• [Exercise requirements]
Check every line below for the word "title" and copy the ones that have it.

• [Available records]
#####
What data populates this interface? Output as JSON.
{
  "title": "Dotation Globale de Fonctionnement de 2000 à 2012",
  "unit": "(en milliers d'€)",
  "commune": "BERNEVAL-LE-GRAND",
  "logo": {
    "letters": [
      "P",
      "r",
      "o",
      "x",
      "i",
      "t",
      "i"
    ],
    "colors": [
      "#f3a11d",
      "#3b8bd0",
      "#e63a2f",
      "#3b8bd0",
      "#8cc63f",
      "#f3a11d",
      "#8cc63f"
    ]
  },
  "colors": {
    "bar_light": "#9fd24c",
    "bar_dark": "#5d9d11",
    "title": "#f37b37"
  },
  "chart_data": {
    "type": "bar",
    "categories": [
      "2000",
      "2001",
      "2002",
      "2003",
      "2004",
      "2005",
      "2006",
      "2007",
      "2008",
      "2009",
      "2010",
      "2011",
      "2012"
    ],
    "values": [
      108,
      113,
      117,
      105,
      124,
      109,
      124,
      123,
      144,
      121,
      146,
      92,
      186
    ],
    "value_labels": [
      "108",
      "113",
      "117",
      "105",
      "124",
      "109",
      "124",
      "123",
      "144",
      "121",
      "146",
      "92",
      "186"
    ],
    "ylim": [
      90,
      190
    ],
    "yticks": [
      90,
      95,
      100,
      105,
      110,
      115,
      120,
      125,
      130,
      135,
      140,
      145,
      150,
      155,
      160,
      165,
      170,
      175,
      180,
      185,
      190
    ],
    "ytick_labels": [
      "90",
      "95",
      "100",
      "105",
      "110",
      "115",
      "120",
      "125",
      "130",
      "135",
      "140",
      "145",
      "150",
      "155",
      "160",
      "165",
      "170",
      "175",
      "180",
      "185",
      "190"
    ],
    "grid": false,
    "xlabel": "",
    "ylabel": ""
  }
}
#####
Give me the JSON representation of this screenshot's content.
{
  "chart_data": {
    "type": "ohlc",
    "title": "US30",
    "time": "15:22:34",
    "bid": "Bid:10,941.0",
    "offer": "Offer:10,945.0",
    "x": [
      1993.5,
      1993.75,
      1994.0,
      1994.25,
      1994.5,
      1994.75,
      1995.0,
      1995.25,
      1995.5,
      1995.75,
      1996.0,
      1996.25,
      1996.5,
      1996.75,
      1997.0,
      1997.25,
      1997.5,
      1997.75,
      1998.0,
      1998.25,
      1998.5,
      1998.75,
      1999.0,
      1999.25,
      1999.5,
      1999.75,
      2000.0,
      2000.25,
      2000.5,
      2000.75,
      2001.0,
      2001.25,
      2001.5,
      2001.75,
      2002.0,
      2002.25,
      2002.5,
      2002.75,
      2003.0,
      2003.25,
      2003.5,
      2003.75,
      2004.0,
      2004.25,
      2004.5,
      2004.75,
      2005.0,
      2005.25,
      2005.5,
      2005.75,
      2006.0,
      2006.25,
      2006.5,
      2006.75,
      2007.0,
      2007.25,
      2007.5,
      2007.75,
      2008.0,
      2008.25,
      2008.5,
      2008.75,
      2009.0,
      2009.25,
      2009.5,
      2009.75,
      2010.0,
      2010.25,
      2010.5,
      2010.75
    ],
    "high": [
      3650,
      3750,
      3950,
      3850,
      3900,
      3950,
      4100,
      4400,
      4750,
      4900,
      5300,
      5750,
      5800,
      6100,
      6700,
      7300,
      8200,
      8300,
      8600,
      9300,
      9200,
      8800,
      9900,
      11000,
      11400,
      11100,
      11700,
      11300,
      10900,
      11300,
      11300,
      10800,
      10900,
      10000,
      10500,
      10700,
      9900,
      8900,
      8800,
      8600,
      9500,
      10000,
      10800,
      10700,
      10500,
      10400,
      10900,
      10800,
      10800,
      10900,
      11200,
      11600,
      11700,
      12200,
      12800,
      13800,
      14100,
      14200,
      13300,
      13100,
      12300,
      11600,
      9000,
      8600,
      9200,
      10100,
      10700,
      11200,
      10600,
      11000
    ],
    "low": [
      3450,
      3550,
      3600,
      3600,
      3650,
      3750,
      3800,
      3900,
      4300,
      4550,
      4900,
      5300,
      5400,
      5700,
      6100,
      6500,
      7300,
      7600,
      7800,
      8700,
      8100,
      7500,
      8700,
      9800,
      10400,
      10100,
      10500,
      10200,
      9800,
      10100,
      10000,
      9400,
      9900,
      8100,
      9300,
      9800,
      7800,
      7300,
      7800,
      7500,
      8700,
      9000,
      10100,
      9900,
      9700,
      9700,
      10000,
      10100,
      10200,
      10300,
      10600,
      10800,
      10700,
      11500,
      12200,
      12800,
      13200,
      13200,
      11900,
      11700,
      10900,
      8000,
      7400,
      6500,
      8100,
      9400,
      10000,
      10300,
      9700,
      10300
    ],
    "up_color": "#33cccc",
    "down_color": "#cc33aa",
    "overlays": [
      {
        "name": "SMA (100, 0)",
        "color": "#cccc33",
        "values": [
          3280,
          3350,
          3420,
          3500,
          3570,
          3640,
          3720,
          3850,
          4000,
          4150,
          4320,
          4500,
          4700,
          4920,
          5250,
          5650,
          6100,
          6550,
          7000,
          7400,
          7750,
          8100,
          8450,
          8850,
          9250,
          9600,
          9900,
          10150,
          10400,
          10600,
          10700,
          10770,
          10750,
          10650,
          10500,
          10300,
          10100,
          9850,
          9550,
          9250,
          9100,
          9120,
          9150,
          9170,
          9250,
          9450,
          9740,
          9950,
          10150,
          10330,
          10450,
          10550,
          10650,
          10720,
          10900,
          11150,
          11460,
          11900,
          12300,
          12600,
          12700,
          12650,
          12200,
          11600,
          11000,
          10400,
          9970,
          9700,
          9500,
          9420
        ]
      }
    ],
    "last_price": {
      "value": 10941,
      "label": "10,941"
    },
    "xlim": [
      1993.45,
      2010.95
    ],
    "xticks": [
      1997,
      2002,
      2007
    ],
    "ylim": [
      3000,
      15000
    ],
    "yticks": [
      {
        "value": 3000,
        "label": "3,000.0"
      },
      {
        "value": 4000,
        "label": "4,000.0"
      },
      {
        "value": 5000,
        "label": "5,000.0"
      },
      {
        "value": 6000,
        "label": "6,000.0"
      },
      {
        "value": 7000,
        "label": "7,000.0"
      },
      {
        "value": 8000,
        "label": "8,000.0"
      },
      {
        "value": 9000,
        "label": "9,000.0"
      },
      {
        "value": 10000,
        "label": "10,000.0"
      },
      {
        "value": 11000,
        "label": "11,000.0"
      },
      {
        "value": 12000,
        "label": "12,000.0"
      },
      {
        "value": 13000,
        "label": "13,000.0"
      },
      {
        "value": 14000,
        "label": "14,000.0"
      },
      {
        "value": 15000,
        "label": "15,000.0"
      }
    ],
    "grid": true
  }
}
#####
• [Expected answer]
  "title": "Dotation Globale de Fonctionnement de 2000 à 2012",
    "title": "#f37b37"
    "title": "US30",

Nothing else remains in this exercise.